■ What to do ■
Gather every line below that contains the string "chart", matching case exactly.
......
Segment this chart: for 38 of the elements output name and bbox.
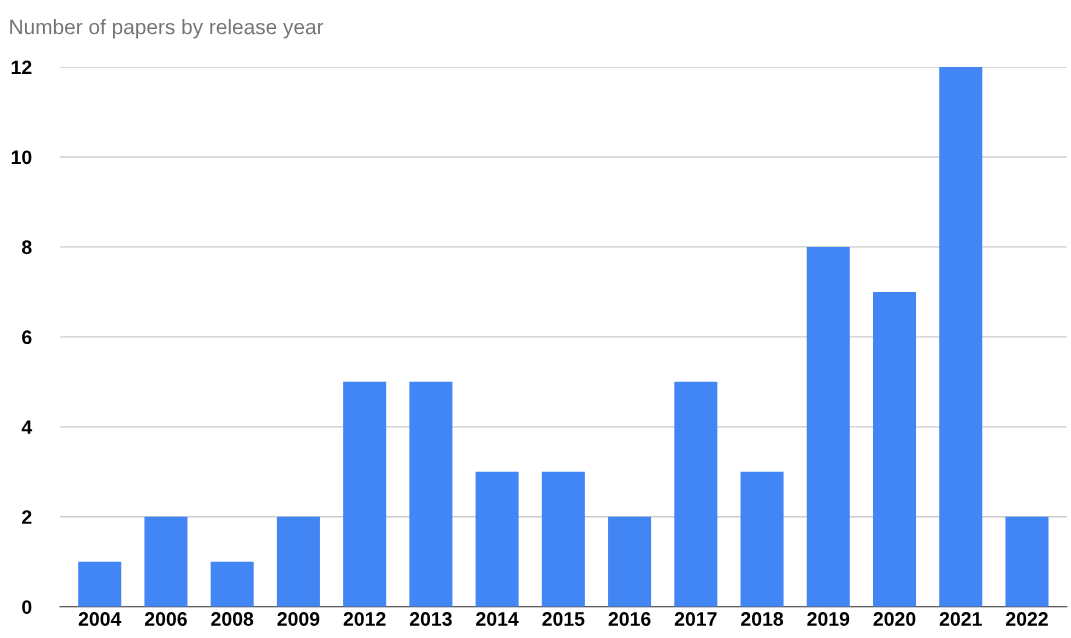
bar [806, 246, 850, 607]
x-tick-label: 2020 [873, 612, 916, 626]
x-tick-label: 2019 [807, 612, 850, 626]
y-tick-label: 4 [21, 420, 33, 434]
x-tick-label: 2018 [741, 612, 784, 626]
x-tick-label: 2012 [343, 612, 386, 626]
bar [740, 471, 784, 607]
y-tick-label: 12 [11, 60, 32, 75]
x-tick-label: 2015 [542, 612, 585, 626]
bar [1005, 516, 1049, 607]
y-tick-label: 6 [22, 330, 32, 345]
y-tick-label: 8 [22, 240, 32, 255]
y-tick-label: 0 [22, 600, 32, 614]
x-tick-label: 2014 [476, 612, 519, 626]
bar [409, 381, 453, 607]
x-tick-label: 2021 [939, 612, 982, 626]
bar [144, 516, 188, 607]
x-tick-label: 2013 [409, 612, 452, 626]
bar [276, 516, 320, 607]
x-tick-label: 2006 [145, 612, 187, 626]
y-tick-label: 2 [22, 510, 32, 524]
bar [541, 471, 585, 607]
bar [674, 381, 718, 607]
x-tick-label: 2016 [608, 612, 651, 626]
bar [475, 471, 519, 607]
bar [608, 516, 652, 607]
chart-title: Number of papers by release year [10, 19, 324, 39]
x-tick-label: 2009 [277, 612, 320, 626]
bar [78, 561, 122, 607]
x-tick-label: 2017 [674, 612, 717, 626]
bar [872, 291, 917, 607]
bar [343, 381, 387, 607]
bar [939, 66, 983, 607]
x-tick-label: 2004 [78, 612, 122, 626]
x-tick-label: 2022 [1006, 612, 1048, 626]
bar [210, 561, 254, 607]
y-tick-label: 10 [11, 150, 32, 165]
x-tick-label: 2008 [211, 612, 254, 626]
......
■ Finished exercise ■
Segment this chart: for 38 of the elements output name and bbox.
chart-title: Number of papers by release year [10, 19, 324, 39]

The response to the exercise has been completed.